Challenge: Find each line containing the string "tobias" and return it.

╭─ Extracted material

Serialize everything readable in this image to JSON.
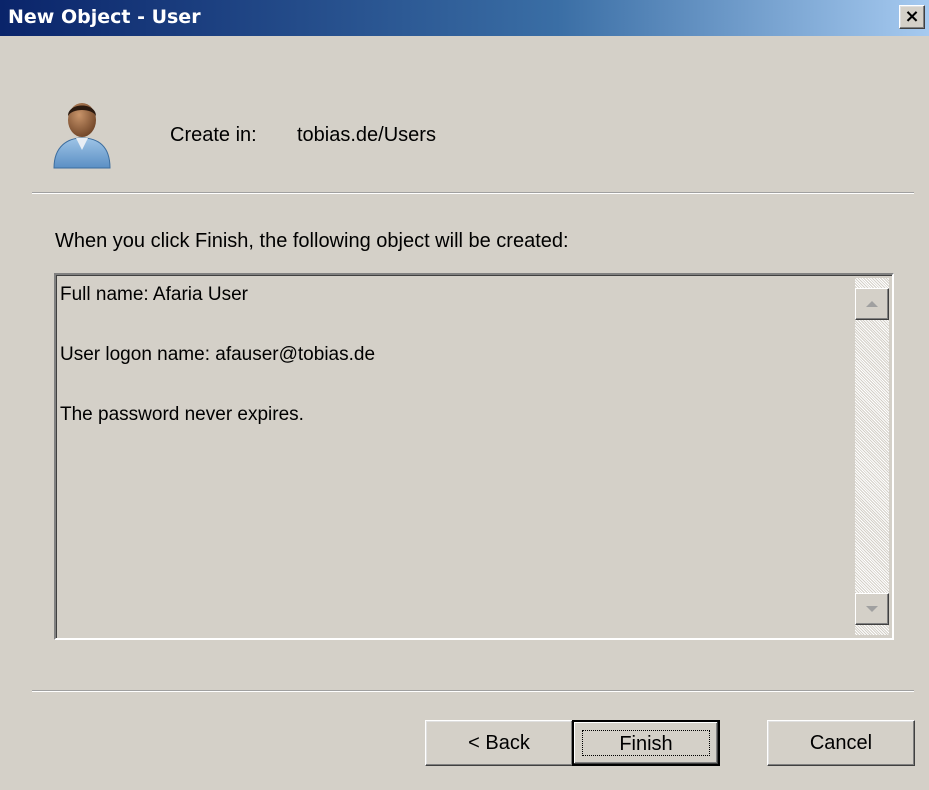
{
  "window": {
    "title": "New Object - User",
    "close_glyph": "✕"
  },
  "header": {
    "icon": "user-icon",
    "create_in_label": "Create in:",
    "create_in_value": "tobias.de/Users"
  },
  "instruction": "When you click Finish, the following object will be created:",
  "summary": {
    "lines": [
      "Full name: Afaria User",
      "User logon name: afauser@tobias.de",
      "The password never expires."
    ]
  },
  "buttons": {
    "back": "< Back",
    "finish": "Finish",
    "cancel": "Cancel"
  },
  "colors": {
    "dialog_bg": "#d4d0c8",
    "titlebar_start": "#0a246a",
    "titlebar_end": "#a6caf0"
  }
}
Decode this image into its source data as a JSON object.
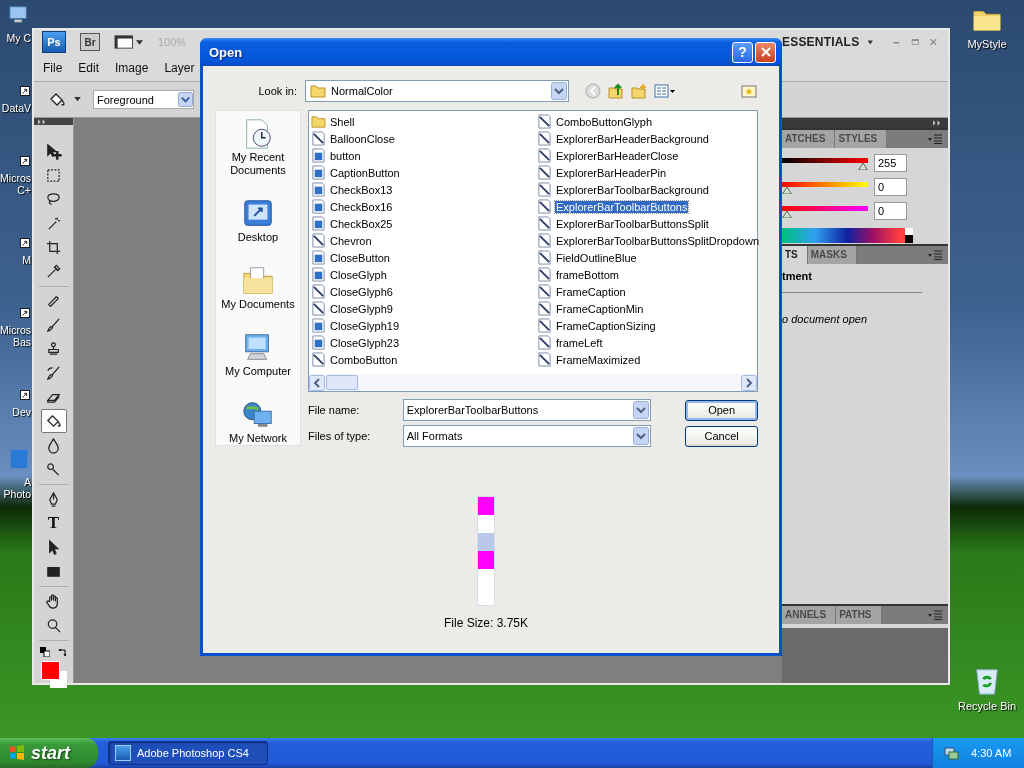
{
  "desktop_left": [
    {
      "kind": "computer",
      "lines": [
        "My C"
      ]
    },
    {
      "kind": "shortcut",
      "lines": [
        "DataV"
      ]
    },
    {
      "kind": "shortcut",
      "lines": [
        "Micros",
        "C+"
      ]
    },
    {
      "kind": "shortcut",
      "lines": [
        "M"
      ]
    },
    {
      "kind": "shortcut",
      "lines": [
        "Micros",
        "Bas"
      ]
    },
    {
      "kind": "shortcut",
      "lines": [
        "Dev"
      ]
    },
    {
      "kind": "app",
      "lines": [
        "A",
        "Photo"
      ]
    }
  ],
  "desktop_right": [
    {
      "kind": "folder",
      "label": "MyStyle"
    },
    {
      "kind": "recycle",
      "label": "Recycle Bin"
    }
  ],
  "photoshop": {
    "app_bar": {
      "logo": "Ps",
      "bridge": "Br",
      "zoom": {
        "text": "100%",
        "disabled": true
      },
      "workspace": "ESSENTIALS"
    },
    "menu": [
      "File",
      "Edit",
      "Image",
      "Layer"
    ],
    "options": {
      "fill_source": "Foreground"
    },
    "tool_groups": [
      [
        {
          "kind": "move",
          "selected": false
        },
        {
          "kind": "marquee",
          "selected": false
        },
        {
          "kind": "lasso",
          "selected": false
        },
        {
          "kind": "wand",
          "selected": false
        },
        {
          "kind": "crop",
          "selected": false
        },
        {
          "kind": "eyedropper",
          "selected": false
        }
      ],
      [
        {
          "kind": "healing",
          "selected": false
        },
        {
          "kind": "brush",
          "selected": false
        },
        {
          "kind": "stamp",
          "selected": false
        },
        {
          "kind": "history",
          "selected": false
        },
        {
          "kind": "eraser",
          "selected": false
        },
        {
          "kind": "bucket",
          "selected": true
        },
        {
          "kind": "blur",
          "selected": false
        },
        {
          "kind": "dodge",
          "selected": false
        }
      ],
      [
        {
          "kind": "pen",
          "selected": false
        },
        {
          "kind": "type",
          "glyph": "T",
          "selected": false
        },
        {
          "kind": "path",
          "selected": false
        },
        {
          "kind": "shape",
          "selected": false
        }
      ],
      [
        {
          "kind": "hand",
          "selected": false
        },
        {
          "kind": "zoom",
          "selected": false
        }
      ]
    ],
    "color_panel": {
      "tabs": [
        {
          "label": "ATCHES",
          "selected": false
        },
        {
          "label": "STYLES",
          "selected": false
        }
      ],
      "sliders": [
        {
          "kind": "red",
          "level": 1,
          "reading": "255"
        },
        {
          "kind": "green",
          "level": 0,
          "reading": "0"
        },
        {
          "kind": "blue",
          "level": 0,
          "reading": "0"
        }
      ]
    },
    "adjustments_panel": {
      "tabs": [
        {
          "label": "TS",
          "selected": true
        },
        {
          "label": "MASKS",
          "selected": false
        }
      ],
      "heading": "tment",
      "message": "o document open"
    },
    "channels_panel": {
      "tabs": [
        {
          "label": "ANNELS",
          "selected": false
        },
        {
          "label": "PATHS",
          "selected": false
        }
      ]
    }
  },
  "dialog": {
    "title": "Open",
    "help": "?",
    "look_in": {
      "label": "Look in:",
      "value": "NormalColor"
    },
    "places": [
      {
        "kind": "recent",
        "label": "My Recent Documents"
      },
      {
        "kind": "desktop",
        "label": "Desktop"
      },
      {
        "kind": "documents",
        "label": "My Documents"
      },
      {
        "kind": "computer",
        "label": "My Computer"
      },
      {
        "kind": "network",
        "label": "My Network"
      }
    ],
    "files": [
      {
        "kind": "folder",
        "name": "Shell",
        "selected": false
      },
      {
        "kind": "paint",
        "name": "BalloonClose",
        "selected": false
      },
      {
        "kind": "picture",
        "name": "button",
        "selected": false
      },
      {
        "kind": "picture",
        "name": "CaptionButton",
        "selected": false
      },
      {
        "kind": "picture",
        "name": "CheckBox13",
        "selected": false
      },
      {
        "kind": "picture",
        "name": "CheckBox16",
        "selected": false
      },
      {
        "kind": "picture",
        "name": "CheckBox25",
        "selected": false
      },
      {
        "kind": "paint",
        "name": "Chevron",
        "selected": false
      },
      {
        "kind": "picture",
        "name": "CloseButton",
        "selected": false
      },
      {
        "kind": "picture",
        "name": "CloseGlyph",
        "selected": false
      },
      {
        "kind": "paint",
        "name": "CloseGlyph6",
        "selected": false
      },
      {
        "kind": "paint",
        "name": "CloseGlyph9",
        "selected": false
      },
      {
        "kind": "picture",
        "name": "CloseGlyph19",
        "selected": false
      },
      {
        "kind": "picture",
        "name": "CloseGlyph23",
        "selected": false
      },
      {
        "kind": "paint",
        "name": "ComboButton",
        "selected": false
      },
      {
        "kind": "paint",
        "name": "ComboButtonGlyph",
        "selected": false
      },
      {
        "kind": "paint",
        "name": "ExplorerBarHeaderBackground",
        "selected": false
      },
      {
        "kind": "paint",
        "name": "ExplorerBarHeaderClose",
        "selected": false
      },
      {
        "kind": "paint",
        "name": "ExplorerBarHeaderPin",
        "selected": false
      },
      {
        "kind": "paint",
        "name": "ExplorerBarToolbarBackground",
        "selected": false
      },
      {
        "kind": "paint",
        "name": "ExplorerBarToolbarButtons",
        "selected": true
      },
      {
        "kind": "paint",
        "name": "ExplorerBarToolbarButtonsSplit",
        "selected": false
      },
      {
        "kind": "paint",
        "name": "ExplorerBarToolbarButtonsSplitDropdown",
        "selected": false
      },
      {
        "kind": "paint",
        "name": "FieldOutlineBlue",
        "selected": false
      },
      {
        "kind": "paint",
        "name": "frameBottom",
        "selected": false
      },
      {
        "kind": "paint",
        "name": "FrameCaption",
        "selected": false
      },
      {
        "kind": "paint",
        "name": "FrameCaptionMin",
        "selected": false
      },
      {
        "kind": "paint",
        "name": "FrameCaptionSizing",
        "selected": false
      },
      {
        "kind": "paint",
        "name": "frameLeft",
        "selected": false
      },
      {
        "kind": "paint",
        "name": "FrameMaximized",
        "selected": false
      }
    ],
    "file_name": {
      "label": "File name:",
      "value": "ExplorerBarToolbarButtons"
    },
    "file_type": {
      "label": "Files of type:",
      "value": "All Formats"
    },
    "buttons": [
      {
        "label": "Open",
        "default": true
      },
      {
        "label": "Cancel",
        "default": false
      }
    ],
    "file_size": "File Size: 3.75K"
  },
  "taskbar": {
    "start": "start",
    "tasks": [
      {
        "label": "Adobe Photoshop CS4",
        "selected": true
      }
    ],
    "clock": "4:30 AM"
  }
}
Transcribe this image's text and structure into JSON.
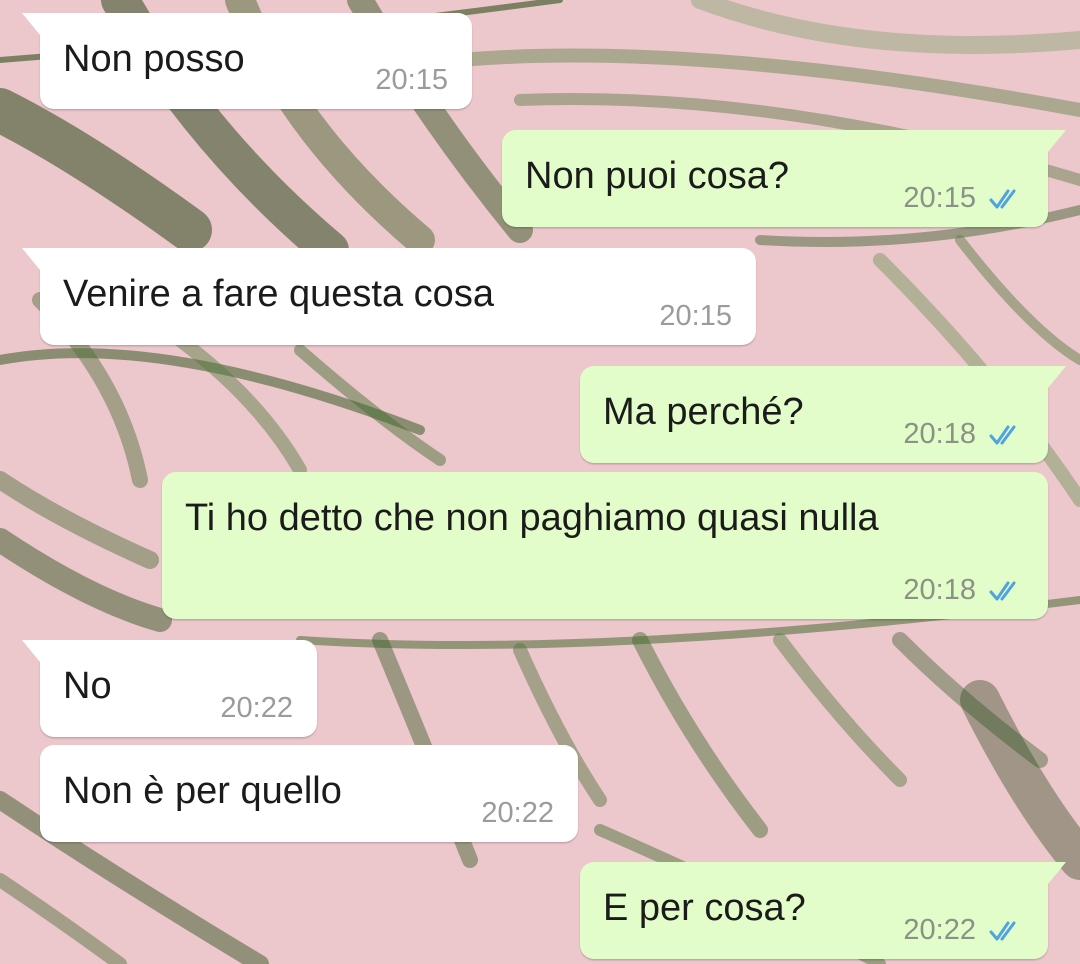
{
  "chat": {
    "messages": [
      {
        "id": "m1",
        "direction": "in",
        "text": "Non posso",
        "time": "20:15"
      },
      {
        "id": "m2",
        "direction": "out",
        "text": "Non puoi cosa?",
        "time": "20:15",
        "status": "read"
      },
      {
        "id": "m3",
        "direction": "in",
        "text": "Venire a fare questa cosa",
        "time": "20:15"
      },
      {
        "id": "m4",
        "direction": "out",
        "text": "Ma perché?",
        "time": "20:18",
        "status": "read"
      },
      {
        "id": "m5",
        "direction": "out",
        "text": "Ti ho detto che non paghiamo quasi nulla",
        "time": "20:18",
        "status": "read"
      },
      {
        "id": "m6",
        "direction": "in",
        "text": "No",
        "time": "20:22"
      },
      {
        "id": "m7",
        "direction": "in",
        "text": "Non è per quello",
        "time": "20:22"
      },
      {
        "id": "m8",
        "direction": "out",
        "text": "E per cosa?",
        "time": "20:22",
        "status": "read"
      }
    ]
  },
  "theme": {
    "incoming_bubble": "#ffffff",
    "outgoing_bubble": "#e2fdc9",
    "read_tick_color": "#4fa3e0",
    "wallpaper": "pink background with green palm leaves",
    "status_icon": "double-check-read-icon"
  }
}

╰─

Output of the exercise:
    "create_in_value": "tobias.de/Users"
      "User logon name: afauser@tobias.de",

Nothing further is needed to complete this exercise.